→ Aim of the exercise:
Copy out each line of the data that holds the word "Year".

Dataset entries on figures
============================================================

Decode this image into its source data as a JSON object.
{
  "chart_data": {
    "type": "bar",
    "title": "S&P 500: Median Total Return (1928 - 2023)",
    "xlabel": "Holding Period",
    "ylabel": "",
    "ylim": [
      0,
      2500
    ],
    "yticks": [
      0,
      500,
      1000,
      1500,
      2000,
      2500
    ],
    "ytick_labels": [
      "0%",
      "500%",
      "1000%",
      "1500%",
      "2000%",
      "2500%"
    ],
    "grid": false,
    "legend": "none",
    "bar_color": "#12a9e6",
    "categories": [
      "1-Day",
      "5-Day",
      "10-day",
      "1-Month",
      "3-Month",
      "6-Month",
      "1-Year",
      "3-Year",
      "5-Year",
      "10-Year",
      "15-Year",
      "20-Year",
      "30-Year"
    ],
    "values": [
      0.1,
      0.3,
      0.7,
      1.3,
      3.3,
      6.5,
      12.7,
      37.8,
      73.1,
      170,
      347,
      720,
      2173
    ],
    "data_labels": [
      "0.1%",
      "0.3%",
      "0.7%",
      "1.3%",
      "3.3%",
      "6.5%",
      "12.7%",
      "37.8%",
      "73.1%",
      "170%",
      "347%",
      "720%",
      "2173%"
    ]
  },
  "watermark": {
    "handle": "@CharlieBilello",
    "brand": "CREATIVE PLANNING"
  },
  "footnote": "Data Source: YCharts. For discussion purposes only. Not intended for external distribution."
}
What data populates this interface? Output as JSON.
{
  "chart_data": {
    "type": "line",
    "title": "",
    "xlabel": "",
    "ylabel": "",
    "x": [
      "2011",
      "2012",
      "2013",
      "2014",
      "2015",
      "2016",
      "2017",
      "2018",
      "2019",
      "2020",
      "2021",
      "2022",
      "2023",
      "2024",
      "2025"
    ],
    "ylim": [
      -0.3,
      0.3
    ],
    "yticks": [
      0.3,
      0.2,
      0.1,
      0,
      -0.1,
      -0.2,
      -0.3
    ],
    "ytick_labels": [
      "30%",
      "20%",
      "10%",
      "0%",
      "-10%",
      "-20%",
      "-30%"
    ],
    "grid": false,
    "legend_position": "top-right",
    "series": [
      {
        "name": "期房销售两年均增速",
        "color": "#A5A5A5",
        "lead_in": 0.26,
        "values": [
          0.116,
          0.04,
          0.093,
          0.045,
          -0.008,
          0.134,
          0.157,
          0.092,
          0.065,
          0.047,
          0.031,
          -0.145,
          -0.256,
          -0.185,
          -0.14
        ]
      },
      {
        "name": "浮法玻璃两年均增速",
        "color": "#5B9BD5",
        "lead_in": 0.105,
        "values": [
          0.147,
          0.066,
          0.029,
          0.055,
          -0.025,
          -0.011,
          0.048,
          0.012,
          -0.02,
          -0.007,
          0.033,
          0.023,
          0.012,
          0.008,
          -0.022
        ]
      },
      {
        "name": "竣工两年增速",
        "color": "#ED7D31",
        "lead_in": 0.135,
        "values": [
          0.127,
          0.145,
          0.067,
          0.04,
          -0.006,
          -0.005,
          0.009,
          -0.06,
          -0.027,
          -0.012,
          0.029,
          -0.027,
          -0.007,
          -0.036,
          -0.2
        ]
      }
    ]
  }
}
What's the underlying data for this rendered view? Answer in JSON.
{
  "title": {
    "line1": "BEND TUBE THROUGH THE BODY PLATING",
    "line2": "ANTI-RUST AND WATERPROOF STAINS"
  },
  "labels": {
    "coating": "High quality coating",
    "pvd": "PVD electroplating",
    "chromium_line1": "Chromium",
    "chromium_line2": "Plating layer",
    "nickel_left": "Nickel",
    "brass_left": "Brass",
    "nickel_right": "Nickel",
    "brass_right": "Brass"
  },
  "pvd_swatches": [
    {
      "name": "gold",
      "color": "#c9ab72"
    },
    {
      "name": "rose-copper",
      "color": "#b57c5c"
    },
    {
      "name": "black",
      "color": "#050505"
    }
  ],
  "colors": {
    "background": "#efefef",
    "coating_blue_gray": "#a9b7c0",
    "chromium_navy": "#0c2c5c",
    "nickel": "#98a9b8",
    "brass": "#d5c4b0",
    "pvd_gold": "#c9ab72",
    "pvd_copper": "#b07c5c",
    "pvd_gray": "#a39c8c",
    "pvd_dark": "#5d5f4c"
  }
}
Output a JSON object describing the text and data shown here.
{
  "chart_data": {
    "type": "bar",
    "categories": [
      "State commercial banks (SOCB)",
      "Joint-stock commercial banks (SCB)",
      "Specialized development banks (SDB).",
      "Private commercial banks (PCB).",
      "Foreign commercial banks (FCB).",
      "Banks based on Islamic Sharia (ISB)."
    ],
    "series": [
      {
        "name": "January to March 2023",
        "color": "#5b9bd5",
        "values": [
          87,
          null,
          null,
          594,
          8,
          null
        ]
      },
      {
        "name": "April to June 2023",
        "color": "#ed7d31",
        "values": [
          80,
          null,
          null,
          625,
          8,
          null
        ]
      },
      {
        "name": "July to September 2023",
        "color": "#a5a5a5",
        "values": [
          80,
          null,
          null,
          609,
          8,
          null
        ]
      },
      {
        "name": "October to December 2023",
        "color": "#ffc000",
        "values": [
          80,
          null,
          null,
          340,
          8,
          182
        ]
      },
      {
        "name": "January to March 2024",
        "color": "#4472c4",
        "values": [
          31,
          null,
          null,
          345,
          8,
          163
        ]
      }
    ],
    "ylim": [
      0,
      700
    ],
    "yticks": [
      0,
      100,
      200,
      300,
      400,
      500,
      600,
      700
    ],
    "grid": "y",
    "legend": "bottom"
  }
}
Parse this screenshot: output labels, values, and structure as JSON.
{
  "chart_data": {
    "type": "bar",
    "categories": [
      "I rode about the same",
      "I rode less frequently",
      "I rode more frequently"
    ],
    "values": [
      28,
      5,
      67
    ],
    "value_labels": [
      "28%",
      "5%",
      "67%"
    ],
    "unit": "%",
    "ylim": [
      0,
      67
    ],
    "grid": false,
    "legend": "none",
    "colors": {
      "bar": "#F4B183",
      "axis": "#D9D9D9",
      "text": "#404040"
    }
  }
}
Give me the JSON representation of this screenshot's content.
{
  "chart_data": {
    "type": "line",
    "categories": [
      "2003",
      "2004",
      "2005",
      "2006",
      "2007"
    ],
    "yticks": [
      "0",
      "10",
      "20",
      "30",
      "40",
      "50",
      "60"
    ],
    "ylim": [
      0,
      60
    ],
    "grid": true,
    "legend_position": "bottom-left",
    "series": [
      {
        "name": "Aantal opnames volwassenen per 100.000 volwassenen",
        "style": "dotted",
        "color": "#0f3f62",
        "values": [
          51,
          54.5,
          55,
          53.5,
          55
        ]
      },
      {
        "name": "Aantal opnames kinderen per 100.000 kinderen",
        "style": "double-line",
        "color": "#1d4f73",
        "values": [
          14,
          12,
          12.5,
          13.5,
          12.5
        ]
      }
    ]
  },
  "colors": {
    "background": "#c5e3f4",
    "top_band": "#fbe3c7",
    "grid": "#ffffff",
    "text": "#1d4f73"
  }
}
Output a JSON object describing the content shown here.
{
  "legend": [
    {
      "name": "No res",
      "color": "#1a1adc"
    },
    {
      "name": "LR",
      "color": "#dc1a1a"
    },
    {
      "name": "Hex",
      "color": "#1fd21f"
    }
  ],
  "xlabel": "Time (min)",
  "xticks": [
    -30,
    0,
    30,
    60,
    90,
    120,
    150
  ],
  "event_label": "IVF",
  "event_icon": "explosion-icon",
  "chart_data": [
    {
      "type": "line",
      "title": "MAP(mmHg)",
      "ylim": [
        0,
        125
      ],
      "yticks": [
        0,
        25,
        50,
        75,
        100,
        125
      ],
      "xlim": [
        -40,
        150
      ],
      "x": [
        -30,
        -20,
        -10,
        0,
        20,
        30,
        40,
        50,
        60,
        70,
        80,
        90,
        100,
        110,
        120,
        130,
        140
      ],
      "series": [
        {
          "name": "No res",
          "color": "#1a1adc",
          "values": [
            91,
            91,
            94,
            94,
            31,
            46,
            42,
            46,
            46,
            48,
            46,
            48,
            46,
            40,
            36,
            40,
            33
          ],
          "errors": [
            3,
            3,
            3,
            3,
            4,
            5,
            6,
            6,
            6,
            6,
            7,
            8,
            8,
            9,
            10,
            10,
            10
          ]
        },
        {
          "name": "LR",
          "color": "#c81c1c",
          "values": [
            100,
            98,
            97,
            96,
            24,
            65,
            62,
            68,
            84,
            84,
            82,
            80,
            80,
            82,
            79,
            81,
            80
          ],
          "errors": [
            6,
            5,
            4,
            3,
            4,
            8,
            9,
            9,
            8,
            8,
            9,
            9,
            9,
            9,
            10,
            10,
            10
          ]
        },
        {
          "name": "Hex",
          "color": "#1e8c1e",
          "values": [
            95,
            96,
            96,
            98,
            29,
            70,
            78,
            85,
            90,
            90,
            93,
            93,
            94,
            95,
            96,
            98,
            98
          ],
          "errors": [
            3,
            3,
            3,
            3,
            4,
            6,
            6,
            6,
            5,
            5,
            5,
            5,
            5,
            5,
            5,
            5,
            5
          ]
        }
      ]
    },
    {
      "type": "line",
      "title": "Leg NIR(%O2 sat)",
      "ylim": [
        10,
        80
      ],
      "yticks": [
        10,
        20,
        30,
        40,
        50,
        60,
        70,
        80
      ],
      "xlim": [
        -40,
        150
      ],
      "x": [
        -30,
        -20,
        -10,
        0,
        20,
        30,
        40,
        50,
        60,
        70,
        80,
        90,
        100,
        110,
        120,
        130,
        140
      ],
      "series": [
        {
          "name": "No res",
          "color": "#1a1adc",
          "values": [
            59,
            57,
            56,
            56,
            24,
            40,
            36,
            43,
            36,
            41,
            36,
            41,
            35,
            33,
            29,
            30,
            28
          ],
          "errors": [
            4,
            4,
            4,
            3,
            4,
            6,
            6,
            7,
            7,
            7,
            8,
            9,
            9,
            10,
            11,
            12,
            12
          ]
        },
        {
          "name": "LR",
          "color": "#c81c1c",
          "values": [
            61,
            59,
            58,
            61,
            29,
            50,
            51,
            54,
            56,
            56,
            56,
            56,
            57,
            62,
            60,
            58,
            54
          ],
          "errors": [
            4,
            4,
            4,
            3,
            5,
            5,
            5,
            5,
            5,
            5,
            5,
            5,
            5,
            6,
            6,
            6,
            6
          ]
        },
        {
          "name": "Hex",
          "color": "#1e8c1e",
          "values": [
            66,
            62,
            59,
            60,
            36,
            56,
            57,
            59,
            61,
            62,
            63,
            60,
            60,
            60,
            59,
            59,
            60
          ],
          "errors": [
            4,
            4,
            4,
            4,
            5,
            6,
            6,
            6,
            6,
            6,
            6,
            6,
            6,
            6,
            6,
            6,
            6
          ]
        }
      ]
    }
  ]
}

============================================================

→ Full answer:
      "1-Year",
      "3-Year",
      "5-Year",
      "10-Year",
      "15-Year",
      "20-Year",
      "30-Year"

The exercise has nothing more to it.